# start of SELECTION

Normalized form in dhall - limits and roadmap


#1

Hi! I’ve been having a chat with Fabrizio about dhall and he recommended I post some of the questions here to the broader community. I’m looking forward to getting to know y’all!

I am wondering what the limits of dhall’s normalized form are for functions and if there is a roadmap for future development. For example, normalized form on arithmetic is not yet supported in some cases:

PS C:\Users\MikeSolomon\devel\random-scripts\dhall> "\(n : Natural) -> [ n, n + 3 ]" | .\dhall.exe hash    
sha256:8b215570802fe99fe3ba60a9bc9a81015a5c831e662d1fccf6521ad2b9831a3f      
PS C:\Users\MikeSolomon\devel\random-scripts\dhall> "\(n : Natural) -> [ n, n + 1 + 2 ]" | .\dhall.exe hash
sha256:9250fbfabd94c822ad2e530b857b04c097ee0a5c6f7a64a8c29d7103f867619e

While it is supported in other cases:

PS C:\Users\MikeSolomon\devel\random-scripts\dhall> "\(n : Natural) -> 1 + 1" | .\dhall.exe hash
sha256:ea410b604b0eb8f0c9f9c77c30c2c40222829f6ccdc8ca600a7a2fb51bedebbd      
PS C:\Users\MikeSolomon\devel\random-scripts\dhall> "\(n : Natural) -> 2" | .\dhall.exe hash
sha256:ea410b604b0eb8f0c9f9c77c30c2c40222829f6ccdc8ca600a7a2fb51bedebbd

The background is that I’m doing an experiment using dhall to compare pure functions, and I would like any functions that have the same behavior to have the same hash (extensionality). This is of course quite hard to do and impossible for a Turing complete language, but as dhall is not Turing complete I thought that this sort of thing may be worth discussing and knowing more about.

Thanks in advance for any thoughts/info about this!


Function hash changing even though function outcome does not
#2

Hi Mike!

Dhall’s hashes are derived like this: For an input expression e, the hash is just

sha256 (binary-encode (α-normalize (β-normalize e))))

In this case you’re already running into the limits of β-normalization:

$ echo '\(n : Natural) -> n + 1 + 1' | dhall normalize
λ(n : Natural) → n + 1 + 1

n + 1 + 1 is parsed as ((n + 1) + 1) and the standard doesn’t provide any rules to simplify that expression further.

Gabriel once proposed additional simplifications for associative operations, but that was ultimately rejected: https://github.com/dhall-lang/dhall-lang/pull/274 (I’ll have to reread that thread to understand why though…)

# end of SELECTION
# start of EXCERPTED RECORDS

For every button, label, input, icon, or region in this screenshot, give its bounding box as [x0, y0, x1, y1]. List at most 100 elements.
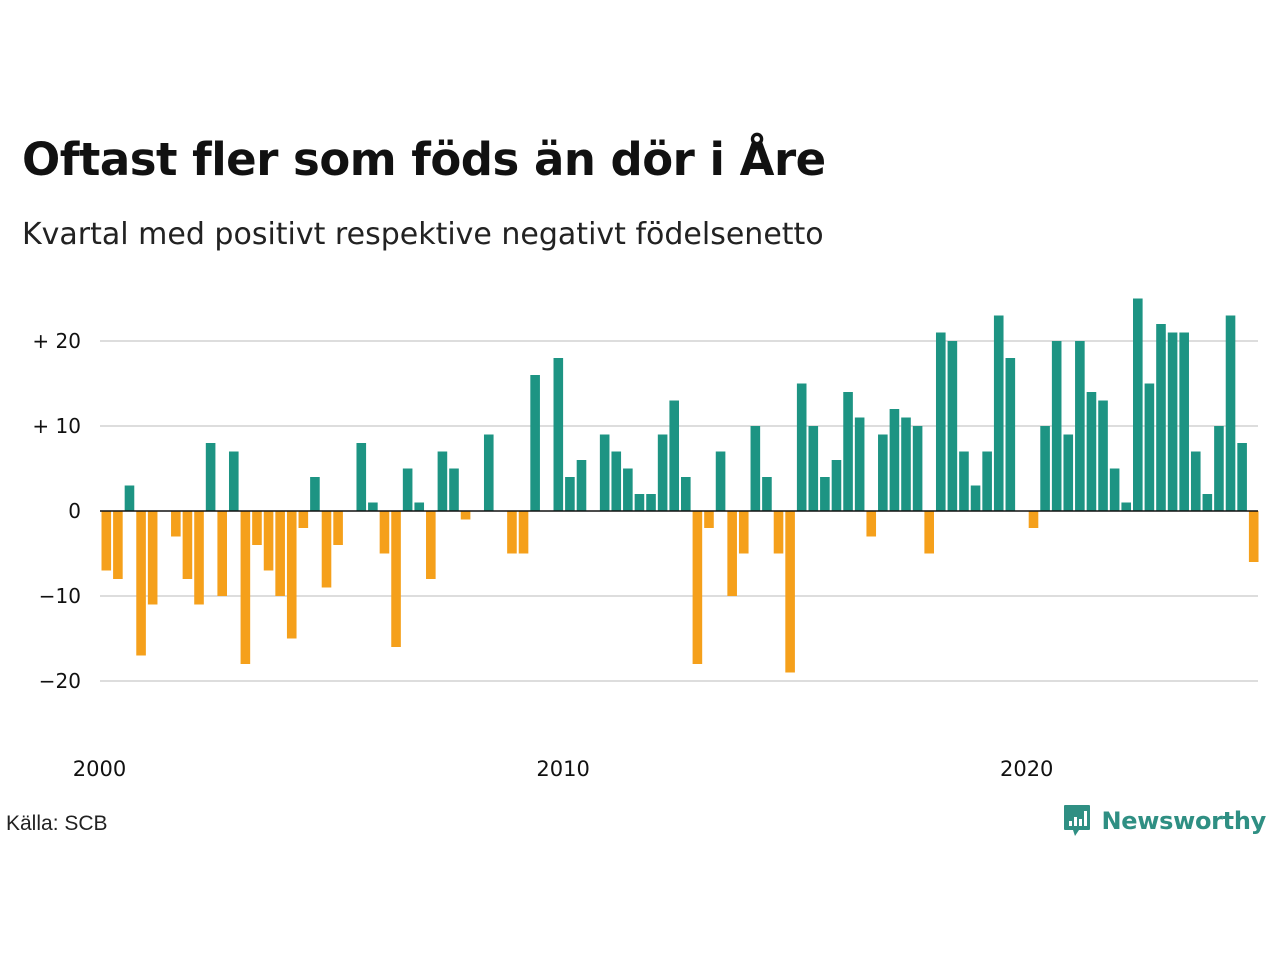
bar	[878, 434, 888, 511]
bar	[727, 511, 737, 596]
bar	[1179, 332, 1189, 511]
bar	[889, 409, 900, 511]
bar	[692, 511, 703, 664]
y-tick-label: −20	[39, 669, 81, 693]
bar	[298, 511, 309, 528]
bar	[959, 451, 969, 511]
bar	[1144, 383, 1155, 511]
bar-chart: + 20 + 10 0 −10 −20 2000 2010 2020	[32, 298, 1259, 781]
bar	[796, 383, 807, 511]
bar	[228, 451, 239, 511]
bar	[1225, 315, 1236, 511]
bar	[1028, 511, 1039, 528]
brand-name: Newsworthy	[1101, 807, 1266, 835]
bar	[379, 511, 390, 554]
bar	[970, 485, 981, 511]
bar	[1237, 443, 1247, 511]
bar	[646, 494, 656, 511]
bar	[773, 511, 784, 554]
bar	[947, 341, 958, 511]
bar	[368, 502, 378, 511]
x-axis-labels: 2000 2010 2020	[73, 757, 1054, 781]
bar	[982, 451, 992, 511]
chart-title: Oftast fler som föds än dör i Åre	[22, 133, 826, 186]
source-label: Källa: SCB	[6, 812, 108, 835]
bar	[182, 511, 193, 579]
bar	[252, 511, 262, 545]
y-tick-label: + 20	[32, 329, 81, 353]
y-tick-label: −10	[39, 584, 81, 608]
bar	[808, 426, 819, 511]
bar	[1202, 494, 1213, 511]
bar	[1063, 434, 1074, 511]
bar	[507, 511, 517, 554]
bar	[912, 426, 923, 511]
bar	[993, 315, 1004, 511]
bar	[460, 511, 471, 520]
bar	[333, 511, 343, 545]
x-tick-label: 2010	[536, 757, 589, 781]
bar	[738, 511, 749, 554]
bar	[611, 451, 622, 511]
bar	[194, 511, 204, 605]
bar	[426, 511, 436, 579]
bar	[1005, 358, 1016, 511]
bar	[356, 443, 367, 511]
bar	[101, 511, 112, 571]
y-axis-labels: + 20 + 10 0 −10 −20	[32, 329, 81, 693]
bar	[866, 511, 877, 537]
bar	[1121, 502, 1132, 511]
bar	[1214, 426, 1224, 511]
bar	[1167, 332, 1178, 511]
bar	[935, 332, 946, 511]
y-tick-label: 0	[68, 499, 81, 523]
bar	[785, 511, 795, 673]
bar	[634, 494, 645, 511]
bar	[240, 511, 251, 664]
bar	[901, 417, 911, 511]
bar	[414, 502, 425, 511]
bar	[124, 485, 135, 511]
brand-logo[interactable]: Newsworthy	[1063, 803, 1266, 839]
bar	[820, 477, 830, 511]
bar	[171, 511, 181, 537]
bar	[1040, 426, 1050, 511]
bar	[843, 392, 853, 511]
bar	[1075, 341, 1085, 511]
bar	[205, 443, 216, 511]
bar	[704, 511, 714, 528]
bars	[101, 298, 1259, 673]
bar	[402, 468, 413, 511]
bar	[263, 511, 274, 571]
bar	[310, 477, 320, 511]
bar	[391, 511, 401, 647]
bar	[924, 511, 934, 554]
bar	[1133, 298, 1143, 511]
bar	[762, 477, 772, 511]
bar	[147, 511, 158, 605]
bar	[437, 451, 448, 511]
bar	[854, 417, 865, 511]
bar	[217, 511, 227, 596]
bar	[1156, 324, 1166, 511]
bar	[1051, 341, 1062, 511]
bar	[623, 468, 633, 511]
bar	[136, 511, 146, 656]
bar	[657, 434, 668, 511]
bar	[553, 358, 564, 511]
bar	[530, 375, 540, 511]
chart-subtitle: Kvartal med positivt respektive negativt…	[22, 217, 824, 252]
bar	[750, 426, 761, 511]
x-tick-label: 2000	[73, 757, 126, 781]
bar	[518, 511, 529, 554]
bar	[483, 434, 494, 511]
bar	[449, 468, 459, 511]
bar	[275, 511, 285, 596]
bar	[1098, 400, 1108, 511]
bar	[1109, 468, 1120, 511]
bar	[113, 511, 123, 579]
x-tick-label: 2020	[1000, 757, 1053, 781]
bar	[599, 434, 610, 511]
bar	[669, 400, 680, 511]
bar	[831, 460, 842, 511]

# end of EXCERPTED RECORDS
# start of EXCERPTED RECORDS

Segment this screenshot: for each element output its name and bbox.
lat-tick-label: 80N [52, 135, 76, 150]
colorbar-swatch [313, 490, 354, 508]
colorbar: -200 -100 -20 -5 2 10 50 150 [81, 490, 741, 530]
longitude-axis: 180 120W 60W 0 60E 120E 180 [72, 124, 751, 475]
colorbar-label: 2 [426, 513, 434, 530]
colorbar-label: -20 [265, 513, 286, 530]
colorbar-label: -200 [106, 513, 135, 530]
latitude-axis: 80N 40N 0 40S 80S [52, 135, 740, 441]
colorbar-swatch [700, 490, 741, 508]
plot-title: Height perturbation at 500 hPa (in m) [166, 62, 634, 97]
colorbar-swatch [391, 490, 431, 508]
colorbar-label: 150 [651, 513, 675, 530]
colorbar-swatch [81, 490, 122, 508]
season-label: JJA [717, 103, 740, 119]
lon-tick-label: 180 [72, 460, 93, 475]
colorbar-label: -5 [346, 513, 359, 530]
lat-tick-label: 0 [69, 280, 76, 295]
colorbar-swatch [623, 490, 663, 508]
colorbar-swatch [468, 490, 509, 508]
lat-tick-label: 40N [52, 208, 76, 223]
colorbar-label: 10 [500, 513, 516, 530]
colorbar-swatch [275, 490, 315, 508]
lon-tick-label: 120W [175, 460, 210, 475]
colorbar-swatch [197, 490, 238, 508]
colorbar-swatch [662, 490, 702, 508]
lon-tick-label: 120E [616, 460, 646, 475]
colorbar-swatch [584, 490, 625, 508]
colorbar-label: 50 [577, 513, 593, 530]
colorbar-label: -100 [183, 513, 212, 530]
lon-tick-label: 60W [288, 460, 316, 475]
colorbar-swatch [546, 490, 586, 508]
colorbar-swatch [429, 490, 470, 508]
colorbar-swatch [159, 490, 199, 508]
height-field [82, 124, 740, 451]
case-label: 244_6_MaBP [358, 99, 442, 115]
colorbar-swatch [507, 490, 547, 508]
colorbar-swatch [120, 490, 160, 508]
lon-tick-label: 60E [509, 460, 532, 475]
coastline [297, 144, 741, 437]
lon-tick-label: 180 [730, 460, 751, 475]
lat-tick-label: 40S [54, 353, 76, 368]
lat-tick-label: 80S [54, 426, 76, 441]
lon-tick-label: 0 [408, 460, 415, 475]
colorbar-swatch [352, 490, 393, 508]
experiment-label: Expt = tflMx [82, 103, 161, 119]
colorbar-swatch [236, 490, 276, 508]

# end of EXCERPTED RECORDS

GIVEN PROBLEM 1 |
In the forum thread about dhall normalization, list every dhall expression that is piped into a command.
GIVEN PROBLEM 2 |
Output the part of the dhall thread from "Gabriel once proposed" up to and including "understand why though…)".
GIVEN PROBLEM 3 |
Go on with the forum thread about dhall normalized form, starting right after its last sentence.
The entries were taken from a source separate from the dhall forum thread.

ANSWER 1 |
- \(n : Natural) -> [ n, n + 3 ]
- \(n : Natural) -> [ n, n + 1 + 2 ]
- \(n : Natural) -> 1 + 1
- \(n : Natural) -> 2
- \(n : Natural) -> n + 1 + 1

ANSWER 2 |
Gabriel once proposed additional simplifications for associative operations, but that was ultimately rejected: https://github.com/dhall-lang/dhall-lang/pull/274 (I’ll have to reread that thread to understand why though…)

ANSWER 3 |
#3

Super useful! Classic problem - I did a little bit of work with/on the z3 solver and these are exactly the types of questions that come up there. Ultimately, unless you’re using something like coq, everything will come down to heuristics, and even with coq there needs to be a human in the loop for all but the most trivial of proofs.

The most useful thing IMO is a statement in the docs about what is and isn’t doable for hashing and normalization. I skimmed the standard and, unfortunately, it’s too hard for me to come up with a mind map of the limits of hashing and normalization from my initial skim. I’d need to spend a lot more time familiarizing myself with the standard to grok those limits.


Function hash changing even though function outcome does not
#4

It looks like I might have contributed to the closure of that PR by pointing out that getting into this is a slippery slope since the amount of rules that we might have to add is not unbounded (as it’s the case with Turing-complete languages) but it’s rather large (combinatorial with the amount of primitives we have I guess?), and standardizing them with the current way we standardize things could add a big burden on bootstrapping implementations.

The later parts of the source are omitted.